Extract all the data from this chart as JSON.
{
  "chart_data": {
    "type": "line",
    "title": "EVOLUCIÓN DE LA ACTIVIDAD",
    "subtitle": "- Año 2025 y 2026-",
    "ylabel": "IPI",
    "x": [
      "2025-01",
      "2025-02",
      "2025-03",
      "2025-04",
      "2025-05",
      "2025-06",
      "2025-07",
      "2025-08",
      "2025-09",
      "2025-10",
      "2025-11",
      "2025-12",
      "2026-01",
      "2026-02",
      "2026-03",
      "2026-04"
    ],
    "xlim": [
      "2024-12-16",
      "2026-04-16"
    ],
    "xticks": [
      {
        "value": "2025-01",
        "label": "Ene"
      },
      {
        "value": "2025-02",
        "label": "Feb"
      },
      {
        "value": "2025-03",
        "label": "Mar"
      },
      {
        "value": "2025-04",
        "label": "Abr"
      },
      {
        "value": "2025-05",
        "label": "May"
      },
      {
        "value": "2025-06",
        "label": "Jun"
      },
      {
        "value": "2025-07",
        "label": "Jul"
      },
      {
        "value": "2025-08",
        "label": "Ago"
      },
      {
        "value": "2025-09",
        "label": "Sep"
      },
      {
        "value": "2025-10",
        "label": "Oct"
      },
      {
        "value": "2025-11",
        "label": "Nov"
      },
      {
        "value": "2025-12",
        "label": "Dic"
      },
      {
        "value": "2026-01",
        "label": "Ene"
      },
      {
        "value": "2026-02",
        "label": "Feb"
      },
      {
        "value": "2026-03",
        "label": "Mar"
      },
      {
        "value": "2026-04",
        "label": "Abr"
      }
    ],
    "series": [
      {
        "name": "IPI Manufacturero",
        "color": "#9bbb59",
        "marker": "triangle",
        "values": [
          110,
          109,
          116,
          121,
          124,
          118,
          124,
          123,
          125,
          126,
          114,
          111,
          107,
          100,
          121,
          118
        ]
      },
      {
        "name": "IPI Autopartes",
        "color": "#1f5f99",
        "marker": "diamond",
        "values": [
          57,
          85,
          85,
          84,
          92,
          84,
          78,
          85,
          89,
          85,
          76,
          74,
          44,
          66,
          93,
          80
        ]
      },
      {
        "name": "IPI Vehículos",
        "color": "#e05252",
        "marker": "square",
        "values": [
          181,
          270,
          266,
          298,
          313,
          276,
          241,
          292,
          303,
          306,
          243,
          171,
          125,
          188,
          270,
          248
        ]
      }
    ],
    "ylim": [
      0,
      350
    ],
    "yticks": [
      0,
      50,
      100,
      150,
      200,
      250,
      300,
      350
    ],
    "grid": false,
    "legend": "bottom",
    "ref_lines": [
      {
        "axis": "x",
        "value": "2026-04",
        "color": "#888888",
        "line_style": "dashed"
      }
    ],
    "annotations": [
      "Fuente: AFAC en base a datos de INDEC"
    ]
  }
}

● ● ● ● ● ● ●

Among the records above, find each line holding the string "marker" and pull it out.

        "marker": "triangle",
        "marker": "diamond",
        "marker": "square",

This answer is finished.